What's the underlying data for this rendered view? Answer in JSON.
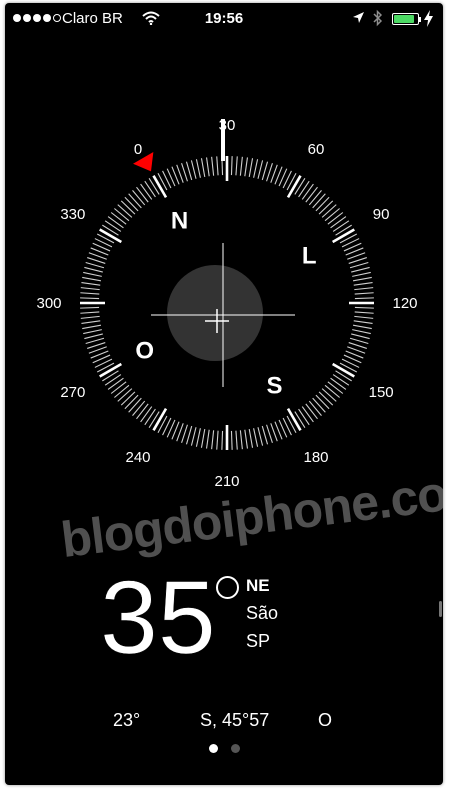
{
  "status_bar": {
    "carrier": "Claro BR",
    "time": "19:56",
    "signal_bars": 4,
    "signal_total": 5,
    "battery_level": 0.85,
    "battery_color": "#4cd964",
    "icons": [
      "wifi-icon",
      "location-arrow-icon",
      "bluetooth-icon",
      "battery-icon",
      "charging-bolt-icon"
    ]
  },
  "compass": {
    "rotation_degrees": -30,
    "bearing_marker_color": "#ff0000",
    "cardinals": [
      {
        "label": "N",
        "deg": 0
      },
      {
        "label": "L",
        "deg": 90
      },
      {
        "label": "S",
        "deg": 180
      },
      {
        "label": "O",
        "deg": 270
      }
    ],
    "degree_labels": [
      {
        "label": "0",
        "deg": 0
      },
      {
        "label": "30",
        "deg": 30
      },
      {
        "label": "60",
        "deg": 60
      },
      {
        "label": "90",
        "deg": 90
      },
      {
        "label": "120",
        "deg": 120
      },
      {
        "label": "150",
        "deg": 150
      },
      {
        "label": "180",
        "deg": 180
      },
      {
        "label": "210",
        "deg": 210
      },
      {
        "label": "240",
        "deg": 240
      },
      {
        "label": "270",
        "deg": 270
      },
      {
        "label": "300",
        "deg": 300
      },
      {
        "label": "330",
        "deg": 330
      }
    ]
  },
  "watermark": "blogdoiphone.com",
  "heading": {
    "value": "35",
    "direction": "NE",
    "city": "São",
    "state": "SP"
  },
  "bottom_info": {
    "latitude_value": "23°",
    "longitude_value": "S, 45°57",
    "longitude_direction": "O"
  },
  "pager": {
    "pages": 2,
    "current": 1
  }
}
____
Quote the preceding records in their entirety, excluding every picture.

Completed exercise:
What's the underlying data for this rendered view? Answer in JSON.
{
  "status_bar": {
    "carrier": "Claro BR",
    "time": "19:56",
    "signal_bars": 4,
    "signal_total": 5,
    "battery_level": 0.85,
    "battery_color": "#4cd964",
    "icons": [
      "wifi-icon",
      "location-arrow-icon",
      "bluetooth-icon",
      "battery-icon",
      "charging-bolt-icon"
    ]
  },
  "compass": {
    "rotation_degrees": -30,
    "bearing_marker_color": "#ff0000",
    "cardinals": [
      {
        "label": "N",
        "deg": 0
      },
      {
        "label": "L",
        "deg": 90
      },
      {
        "label": "S",
        "deg": 180
      },
      {
        "label": "O",
        "deg": 270
      }
    ],
    "degree_labels": [
      {
        "label": "0",
        "deg": 0
      },
      {
        "label": "30",
        "deg": 30
      },
      {
        "label": "60",
        "deg": 60
      },
      {
        "label": "90",
        "deg": 90
      },
      {
        "label": "120",
        "deg": 120
      },
      {
        "label": "150",
        "deg": 150
      },
      {
        "label": "180",
        "deg": 180
      },
      {
        "label": "210",
        "deg": 210
      },
      {
        "label": "240",
        "deg": 240
      },
      {
        "label": "270",
        "deg": 270
      },
      {
        "label": "300",
        "deg": 300
      },
      {
        "label": "330",
        "deg": 330
      }
    ]
  },
  "watermark": "blogdoiphone.com",
  "heading": {
    "value": "35",
    "direction": "NE",
    "city": "São",
    "state": "SP"
  },
  "bottom_info": {
    "latitude_value": "23°",
    "longitude_value": "S, 45°57",
    "longitude_direction": "O"
  },
  "pager": {
    "pages": 2,
    "current": 1
  }
}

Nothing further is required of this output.